GIVEN REQUEST
Every line containing the word "SRMTID" needs to be found and copied.

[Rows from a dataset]
┌──

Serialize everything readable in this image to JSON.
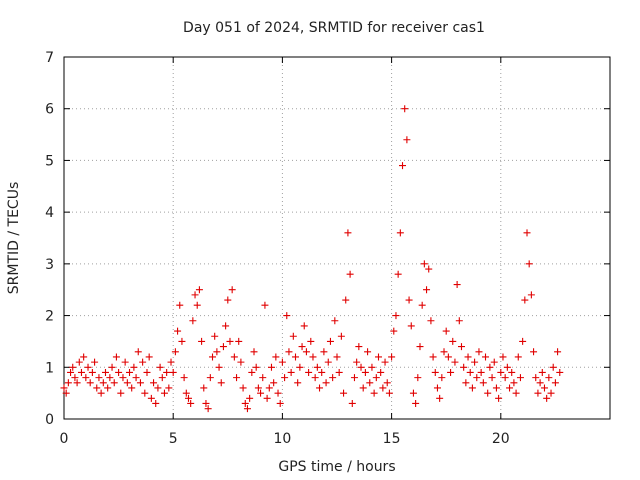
{
  "chart_data": {
    "type": "scatter",
    "title": "Day 051 of 2024, SRMTID for receiver cas1",
    "xlabel": "GPS time / hours",
    "ylabel": "SRMTID / TECUs",
    "xlim": [
      0,
      25
    ],
    "ylim": [
      0,
      7
    ],
    "xticks": [
      0,
      5,
      10,
      15,
      20
    ],
    "yticks": [
      0,
      1,
      2,
      3,
      4,
      5,
      6,
      7
    ],
    "grid": true,
    "marker": "plus",
    "series": [
      {
        "name": "SRMTID",
        "color": "#e00000",
        "points": [
          [
            0.0,
            0.6
          ],
          [
            0.1,
            0.5
          ],
          [
            0.2,
            0.7
          ],
          [
            0.3,
            0.9
          ],
          [
            0.4,
            1.0
          ],
          [
            0.5,
            0.8
          ],
          [
            0.6,
            0.7
          ],
          [
            0.7,
            1.1
          ],
          [
            0.8,
            0.9
          ],
          [
            0.9,
            1.2
          ],
          [
            1.0,
            0.8
          ],
          [
            1.1,
            1.0
          ],
          [
            1.2,
            0.7
          ],
          [
            1.3,
            0.9
          ],
          [
            1.4,
            1.1
          ],
          [
            1.5,
            0.6
          ],
          [
            1.6,
            0.8
          ],
          [
            1.7,
            0.5
          ],
          [
            1.8,
            0.7
          ],
          [
            1.9,
            0.9
          ],
          [
            2.0,
            0.6
          ],
          [
            2.1,
            0.8
          ],
          [
            2.2,
            1.0
          ],
          [
            2.3,
            0.7
          ],
          [
            2.4,
            1.2
          ],
          [
            2.5,
            0.9
          ],
          [
            2.6,
            0.5
          ],
          [
            2.7,
            0.8
          ],
          [
            2.8,
            1.1
          ],
          [
            2.9,
            0.7
          ],
          [
            3.0,
            0.9
          ],
          [
            3.1,
            0.6
          ],
          [
            3.2,
            1.0
          ],
          [
            3.3,
            0.8
          ],
          [
            3.4,
            1.3
          ],
          [
            3.5,
            0.7
          ],
          [
            3.6,
            1.1
          ],
          [
            3.7,
            0.5
          ],
          [
            3.8,
            0.9
          ],
          [
            3.9,
            1.2
          ],
          [
            4.0,
            0.4
          ],
          [
            4.1,
            0.7
          ],
          [
            4.2,
            0.3
          ],
          [
            4.3,
            0.6
          ],
          [
            4.4,
            1.0
          ],
          [
            4.5,
            0.8
          ],
          [
            4.6,
            0.5
          ],
          [
            4.7,
            0.9
          ],
          [
            4.8,
            0.6
          ],
          [
            4.9,
            1.1
          ],
          [
            5.0,
            0.9
          ],
          [
            5.1,
            1.3
          ],
          [
            5.2,
            1.7
          ],
          [
            5.3,
            2.2
          ],
          [
            5.4,
            1.5
          ],
          [
            5.5,
            0.8
          ],
          [
            5.6,
            0.5
          ],
          [
            5.7,
            0.4
          ],
          [
            5.8,
            0.3
          ],
          [
            5.9,
            1.9
          ],
          [
            6.0,
            2.4
          ],
          [
            6.1,
            2.2
          ],
          [
            6.2,
            2.5
          ],
          [
            6.3,
            1.5
          ],
          [
            6.4,
            0.6
          ],
          [
            6.5,
            0.3
          ],
          [
            6.6,
            0.2
          ],
          [
            6.7,
            0.8
          ],
          [
            6.8,
            1.2
          ],
          [
            6.9,
            1.6
          ],
          [
            7.0,
            1.3
          ],
          [
            7.1,
            1.0
          ],
          [
            7.2,
            0.7
          ],
          [
            7.3,
            1.4
          ],
          [
            7.4,
            1.8
          ],
          [
            7.5,
            2.3
          ],
          [
            7.6,
            1.5
          ],
          [
            7.7,
            2.5
          ],
          [
            7.8,
            1.2
          ],
          [
            7.9,
            0.8
          ],
          [
            8.0,
            1.5
          ],
          [
            8.1,
            1.1
          ],
          [
            8.2,
            0.6
          ],
          [
            8.3,
            0.3
          ],
          [
            8.4,
            0.2
          ],
          [
            8.5,
            0.4
          ],
          [
            8.6,
            0.9
          ],
          [
            8.7,
            1.3
          ],
          [
            8.8,
            1.0
          ],
          [
            8.9,
            0.6
          ],
          [
            9.0,
            0.5
          ],
          [
            9.1,
            0.8
          ],
          [
            9.2,
            2.2
          ],
          [
            9.3,
            0.4
          ],
          [
            9.4,
            0.6
          ],
          [
            9.5,
            1.0
          ],
          [
            9.6,
            0.7
          ],
          [
            9.7,
            1.2
          ],
          [
            9.8,
            0.5
          ],
          [
            9.9,
            0.3
          ],
          [
            10.0,
            1.1
          ],
          [
            10.1,
            0.8
          ],
          [
            10.2,
            2.0
          ],
          [
            10.3,
            1.3
          ],
          [
            10.4,
            0.9
          ],
          [
            10.5,
            1.6
          ],
          [
            10.6,
            1.2
          ],
          [
            10.7,
            0.7
          ],
          [
            10.8,
            1.0
          ],
          [
            10.9,
            1.4
          ],
          [
            11.0,
            1.8
          ],
          [
            11.1,
            1.3
          ],
          [
            11.2,
            0.9
          ],
          [
            11.3,
            1.5
          ],
          [
            11.4,
            1.2
          ],
          [
            11.5,
            0.8
          ],
          [
            11.6,
            1.0
          ],
          [
            11.7,
            0.6
          ],
          [
            11.8,
            0.9
          ],
          [
            11.9,
            1.3
          ],
          [
            12.0,
            0.7
          ],
          [
            12.1,
            1.1
          ],
          [
            12.2,
            1.5
          ],
          [
            12.3,
            0.8
          ],
          [
            12.4,
            1.9
          ],
          [
            12.5,
            1.2
          ],
          [
            12.6,
            0.9
          ],
          [
            12.7,
            1.6
          ],
          [
            12.8,
            0.5
          ],
          [
            12.9,
            2.3
          ],
          [
            13.0,
            3.6
          ],
          [
            13.1,
            2.8
          ],
          [
            13.2,
            0.3
          ],
          [
            13.3,
            0.8
          ],
          [
            13.4,
            1.1
          ],
          [
            13.5,
            1.4
          ],
          [
            13.6,
            1.0
          ],
          [
            13.7,
            0.6
          ],
          [
            13.8,
            0.9
          ],
          [
            13.9,
            1.3
          ],
          [
            14.0,
            0.7
          ],
          [
            14.1,
            1.0
          ],
          [
            14.2,
            0.5
          ],
          [
            14.3,
            0.8
          ],
          [
            14.4,
            1.2
          ],
          [
            14.5,
            0.9
          ],
          [
            14.6,
            0.6
          ],
          [
            14.7,
            1.1
          ],
          [
            14.8,
            0.7
          ],
          [
            14.9,
            0.5
          ],
          [
            15.0,
            1.2
          ],
          [
            15.1,
            1.7
          ],
          [
            15.2,
            2.0
          ],
          [
            15.3,
            2.8
          ],
          [
            15.4,
            3.6
          ],
          [
            15.5,
            4.9
          ],
          [
            15.6,
            6.0
          ],
          [
            15.7,
            5.4
          ],
          [
            15.8,
            2.3
          ],
          [
            15.9,
            1.8
          ],
          [
            16.0,
            0.5
          ],
          [
            16.1,
            0.3
          ],
          [
            16.2,
            0.8
          ],
          [
            16.3,
            1.4
          ],
          [
            16.4,
            2.2
          ],
          [
            16.5,
            3.0
          ],
          [
            16.6,
            2.5
          ],
          [
            16.7,
            2.9
          ],
          [
            16.8,
            1.9
          ],
          [
            16.9,
            1.2
          ],
          [
            17.0,
            0.9
          ],
          [
            17.1,
            0.6
          ],
          [
            17.2,
            0.4
          ],
          [
            17.3,
            0.8
          ],
          [
            17.4,
            1.3
          ],
          [
            17.5,
            1.7
          ],
          [
            17.6,
            1.2
          ],
          [
            17.7,
            0.9
          ],
          [
            17.8,
            1.5
          ],
          [
            17.9,
            1.1
          ],
          [
            18.0,
            2.6
          ],
          [
            18.1,
            1.9
          ],
          [
            18.2,
            1.4
          ],
          [
            18.3,
            1.0
          ],
          [
            18.4,
            0.7
          ],
          [
            18.5,
            1.2
          ],
          [
            18.6,
            0.9
          ],
          [
            18.7,
            0.6
          ],
          [
            18.8,
            1.1
          ],
          [
            18.9,
            0.8
          ],
          [
            19.0,
            1.3
          ],
          [
            19.1,
            0.9
          ],
          [
            19.2,
            0.7
          ],
          [
            19.3,
            1.2
          ],
          [
            19.4,
            0.5
          ],
          [
            19.5,
            1.0
          ],
          [
            19.6,
            0.8
          ],
          [
            19.7,
            1.1
          ],
          [
            19.8,
            0.6
          ],
          [
            19.9,
            0.4
          ],
          [
            20.0,
            0.9
          ],
          [
            20.1,
            1.2
          ],
          [
            20.2,
            0.8
          ],
          [
            20.3,
            1.0
          ],
          [
            20.4,
            0.6
          ],
          [
            20.5,
            0.9
          ],
          [
            20.6,
            0.7
          ],
          [
            20.7,
            0.5
          ],
          [
            20.8,
            1.2
          ],
          [
            20.9,
            0.8
          ],
          [
            21.0,
            1.5
          ],
          [
            21.1,
            2.3
          ],
          [
            21.2,
            3.6
          ],
          [
            21.3,
            3.0
          ],
          [
            21.4,
            2.4
          ],
          [
            21.5,
            1.3
          ],
          [
            21.6,
            0.8
          ],
          [
            21.7,
            0.5
          ],
          [
            21.8,
            0.7
          ],
          [
            21.9,
            0.9
          ],
          [
            22.0,
            0.6
          ],
          [
            22.1,
            0.4
          ],
          [
            22.2,
            0.8
          ],
          [
            22.3,
            0.5
          ],
          [
            22.4,
            1.0
          ],
          [
            22.5,
            0.7
          ],
          [
            22.6,
            1.3
          ],
          [
            22.7,
            0.9
          ]
        ]
      }
    ]
  }
}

└──

OUTPUT BELOW
    "title": "Day 051 of 2024, SRMTID for receiver cas1",
    "ylabel": "SRMTID / TECUs",
        "name": "SRMTID",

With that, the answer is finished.